- **Data supplied**:
----

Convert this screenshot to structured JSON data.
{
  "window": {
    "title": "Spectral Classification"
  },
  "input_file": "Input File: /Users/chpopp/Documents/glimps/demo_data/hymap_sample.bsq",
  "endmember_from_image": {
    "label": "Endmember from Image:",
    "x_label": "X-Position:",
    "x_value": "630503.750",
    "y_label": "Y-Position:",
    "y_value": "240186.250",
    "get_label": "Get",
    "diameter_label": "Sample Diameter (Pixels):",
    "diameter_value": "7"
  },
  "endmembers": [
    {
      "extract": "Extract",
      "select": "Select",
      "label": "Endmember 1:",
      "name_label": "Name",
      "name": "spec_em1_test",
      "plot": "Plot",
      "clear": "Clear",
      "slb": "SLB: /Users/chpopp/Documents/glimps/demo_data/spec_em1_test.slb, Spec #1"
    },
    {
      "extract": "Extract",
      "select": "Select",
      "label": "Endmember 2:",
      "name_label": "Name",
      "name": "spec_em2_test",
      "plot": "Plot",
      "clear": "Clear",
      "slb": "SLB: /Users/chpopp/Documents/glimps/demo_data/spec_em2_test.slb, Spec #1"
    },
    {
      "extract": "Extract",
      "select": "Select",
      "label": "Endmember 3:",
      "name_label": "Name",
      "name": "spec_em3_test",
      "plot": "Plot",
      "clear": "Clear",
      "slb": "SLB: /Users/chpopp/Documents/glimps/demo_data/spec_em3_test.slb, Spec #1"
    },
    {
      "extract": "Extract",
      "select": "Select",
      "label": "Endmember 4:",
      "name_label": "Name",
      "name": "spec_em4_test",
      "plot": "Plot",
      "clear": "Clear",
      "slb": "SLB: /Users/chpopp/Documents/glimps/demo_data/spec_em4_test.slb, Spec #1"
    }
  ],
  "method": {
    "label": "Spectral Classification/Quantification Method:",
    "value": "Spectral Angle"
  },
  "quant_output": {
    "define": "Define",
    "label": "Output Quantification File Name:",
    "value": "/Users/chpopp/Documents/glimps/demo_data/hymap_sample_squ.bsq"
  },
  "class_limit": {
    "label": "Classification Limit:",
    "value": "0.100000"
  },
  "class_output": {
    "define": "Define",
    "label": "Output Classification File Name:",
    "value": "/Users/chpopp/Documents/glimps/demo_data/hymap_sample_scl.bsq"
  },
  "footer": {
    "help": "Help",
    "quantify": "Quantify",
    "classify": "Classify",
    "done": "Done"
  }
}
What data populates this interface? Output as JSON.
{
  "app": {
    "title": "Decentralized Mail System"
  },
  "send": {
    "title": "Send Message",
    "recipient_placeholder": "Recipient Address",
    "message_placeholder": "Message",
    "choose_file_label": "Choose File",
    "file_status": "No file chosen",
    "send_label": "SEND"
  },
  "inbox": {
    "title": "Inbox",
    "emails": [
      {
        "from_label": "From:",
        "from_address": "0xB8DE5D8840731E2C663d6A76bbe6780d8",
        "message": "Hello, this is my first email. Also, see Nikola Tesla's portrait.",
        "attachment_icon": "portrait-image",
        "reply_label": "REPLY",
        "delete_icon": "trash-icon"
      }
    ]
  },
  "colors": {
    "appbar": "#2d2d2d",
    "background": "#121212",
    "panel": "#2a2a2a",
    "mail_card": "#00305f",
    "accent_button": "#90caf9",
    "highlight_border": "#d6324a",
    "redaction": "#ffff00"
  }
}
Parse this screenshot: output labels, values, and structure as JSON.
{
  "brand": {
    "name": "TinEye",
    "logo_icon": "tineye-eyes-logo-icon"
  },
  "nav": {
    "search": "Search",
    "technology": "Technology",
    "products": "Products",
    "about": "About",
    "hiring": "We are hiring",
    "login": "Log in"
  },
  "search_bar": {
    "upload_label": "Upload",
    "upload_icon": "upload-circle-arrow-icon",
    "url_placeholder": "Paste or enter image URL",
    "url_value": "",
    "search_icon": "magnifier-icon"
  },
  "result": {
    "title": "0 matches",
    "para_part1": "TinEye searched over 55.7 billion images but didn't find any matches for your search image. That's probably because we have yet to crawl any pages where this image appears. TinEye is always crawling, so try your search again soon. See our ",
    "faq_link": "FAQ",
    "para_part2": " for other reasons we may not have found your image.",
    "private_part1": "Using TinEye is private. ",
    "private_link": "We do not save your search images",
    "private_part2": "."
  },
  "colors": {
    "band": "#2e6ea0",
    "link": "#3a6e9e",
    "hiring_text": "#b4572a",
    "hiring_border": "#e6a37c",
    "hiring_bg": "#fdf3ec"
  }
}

----

- **Description of the task**:
Read the entries and pick out all lines that include the word "your".

- **Result for this exercise**:
    "para_part1": "TinEye searched over 55.7 billion images but didn't find any matches for your search image. That's probably because we have yet to crawl any pages where this image appears. TinEye is always crawling, so try your search again soon. See our ",
    "para_part2": " for other reasons we may not have found your image.",
    "private_link": "We do not save your search images",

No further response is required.